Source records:
────────────────────
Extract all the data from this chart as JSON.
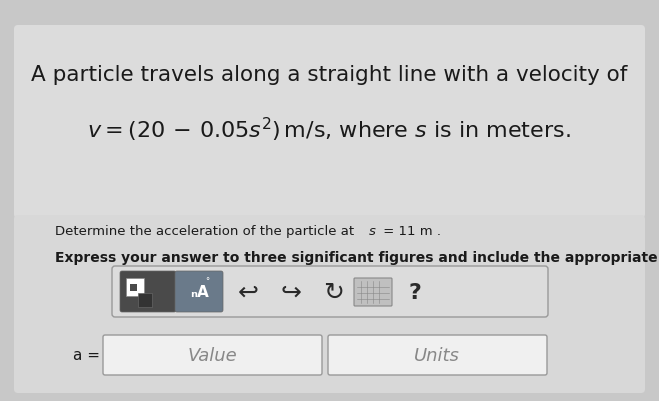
{
  "bg_color": "#c8c8c8",
  "top_panel_color": "#dcdcdc",
  "bottom_panel_color": "#d8d8d8",
  "title_line1": "A particle travels along a straight line with a velocity of",
  "title_fontsize": 15.5,
  "subtitle1_fontsize": 9.5,
  "subtitle2_fontsize": 10.0,
  "label_a": "a =",
  "placeholder_value": "Value",
  "placeholder_units": "Units",
  "box_border_color": "#999999",
  "text_color": "#1a1a1a",
  "panel_border_color": "#bbbbbb"
}
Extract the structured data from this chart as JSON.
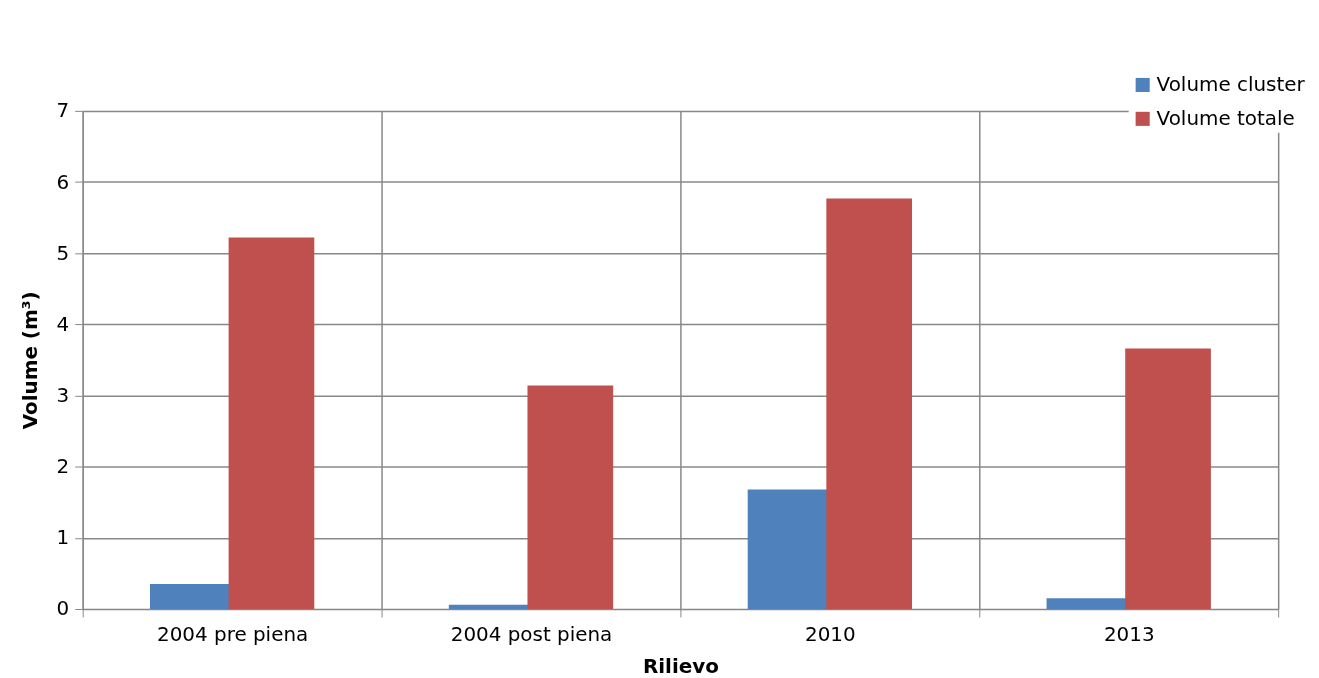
{
  "chart_data": {
    "type": "bar",
    "xlabel": "Rilievo",
    "ylabel": "Volume (m³)",
    "categories": [
      "2004 pre piena",
      "2004 post piena",
      "2010",
      "2013"
    ],
    "series": [
      {
        "name": "Volume cluster",
        "color": "#4f81bd",
        "values": [
          0.35,
          0.06,
          1.68,
          0.15
        ]
      },
      {
        "name": "Volume totale",
        "color": "#c0504d",
        "values": [
          5.22,
          3.14,
          5.77,
          3.66
        ]
      }
    ],
    "ylim": [
      0,
      7
    ],
    "yticks": [
      0,
      1,
      2,
      3,
      4,
      5,
      6,
      7
    ],
    "grid": true,
    "legend": "top right"
  }
}
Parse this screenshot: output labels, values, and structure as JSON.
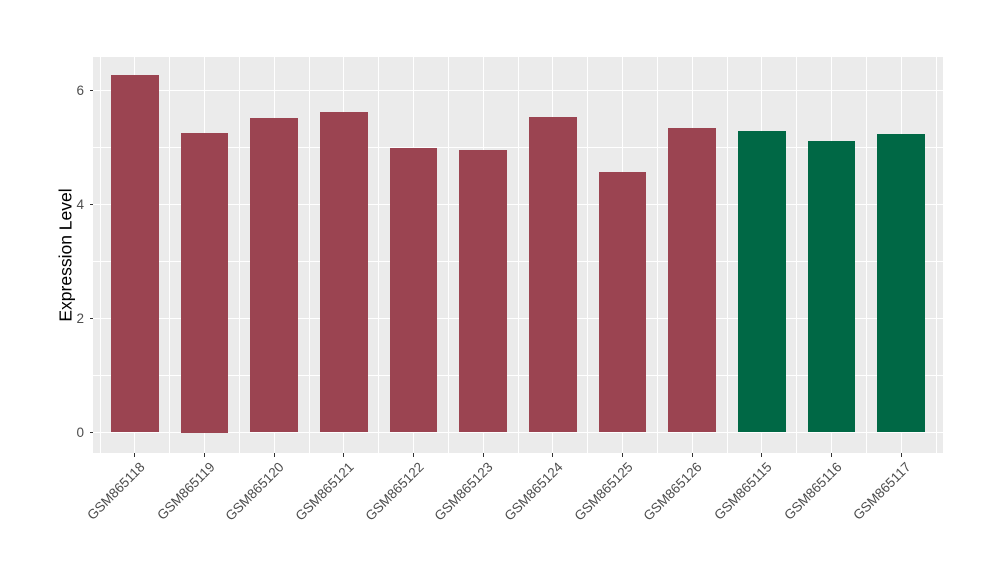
{
  "figure": {
    "background_color": "#FFFFFF",
    "panel_background_color": "#EBEBEB",
    "gridline_color": "#FFFFFF",
    "tick_label_color": "#4D4D4D",
    "axis_title_color": "#000000"
  },
  "chart_data": {
    "type": "bar",
    "title": "",
    "xlabel": "",
    "ylabel": "Expression Level",
    "categories": [
      "GSM865118",
      "GSM865119",
      "GSM865120",
      "GSM865121",
      "GSM865122",
      "GSM865123",
      "GSM865124",
      "GSM865125",
      "GSM865126",
      "GSM865115",
      "GSM865116",
      "GSM865117"
    ],
    "values": [
      6.27,
      5.25,
      5.51,
      5.63,
      4.99,
      4.96,
      5.54,
      4.57,
      5.35,
      5.29,
      5.11,
      5.24
    ],
    "bar_colors": [
      "#9B4451",
      "#9B4451",
      "#9B4451",
      "#9B4451",
      "#9B4451",
      "#9B4451",
      "#9B4451",
      "#9B4451",
      "#9B4451",
      "#006845",
      "#006845",
      "#006845"
    ],
    "color_groups": [
      {
        "color": "#9B4451",
        "categories": [
          "GSM865118",
          "GSM865119",
          "GSM865120",
          "GSM865121",
          "GSM865122",
          "GSM865123",
          "GSM865124",
          "GSM865125",
          "GSM865126"
        ]
      },
      {
        "color": "#006845",
        "categories": [
          "GSM865115",
          "GSM865116",
          "GSM865117"
        ]
      }
    ],
    "yticks": [
      0,
      2,
      4,
      6
    ],
    "yticks_minor": [
      1,
      3,
      5
    ],
    "ylim": [
      -0.31,
      6.59
    ],
    "x_label_rotation": 45,
    "grid": "on",
    "legend": "none"
  }
}
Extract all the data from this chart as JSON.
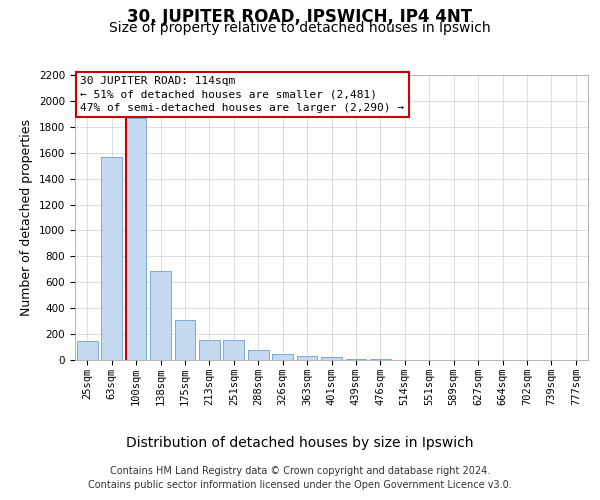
{
  "title": "30, JUPITER ROAD, IPSWICH, IP4 4NT",
  "subtitle": "Size of property relative to detached houses in Ipswich",
  "xlabel": "Distribution of detached houses by size in Ipswich",
  "ylabel": "Number of detached properties",
  "categories": [
    "25sqm",
    "63sqm",
    "100sqm",
    "138sqm",
    "175sqm",
    "213sqm",
    "251sqm",
    "288sqm",
    "326sqm",
    "363sqm",
    "401sqm",
    "439sqm",
    "476sqm",
    "514sqm",
    "551sqm",
    "589sqm",
    "627sqm",
    "664sqm",
    "702sqm",
    "739sqm",
    "777sqm"
  ],
  "values": [
    150,
    1570,
    1870,
    690,
    310,
    155,
    155,
    80,
    45,
    30,
    20,
    10,
    5,
    3,
    2,
    1,
    1,
    0,
    0,
    0,
    0
  ],
  "bar_color": "#c5d9f0",
  "bar_edge_color": "#7aabdb",
  "vline_color": "#cc0000",
  "vline_bar_index": 2,
  "ylim": [
    0,
    2200
  ],
  "yticks": [
    0,
    200,
    400,
    600,
    800,
    1000,
    1200,
    1400,
    1600,
    1800,
    2000,
    2200
  ],
  "annotation_text": "30 JUPITER ROAD: 114sqm\n← 51% of detached houses are smaller (2,481)\n47% of semi-detached houses are larger (2,290) →",
  "annotation_box_facecolor": "#ffffff",
  "annotation_box_edgecolor": "#cc0000",
  "footer1": "Contains HM Land Registry data © Crown copyright and database right 2024.",
  "footer2": "Contains public sector information licensed under the Open Government Licence v3.0.",
  "title_fontsize": 12,
  "subtitle_fontsize": 10,
  "tick_fontsize": 7.5,
  "ylabel_fontsize": 9,
  "xlabel_fontsize": 10,
  "annotation_fontsize": 8,
  "footer_fontsize": 7
}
────────────────────
**WHAT NEEDS TO BE DONE**: Count the lines in the records above that contain the word "JSON", and give only the number.

**RESULT OF THE EXERCISE**: 4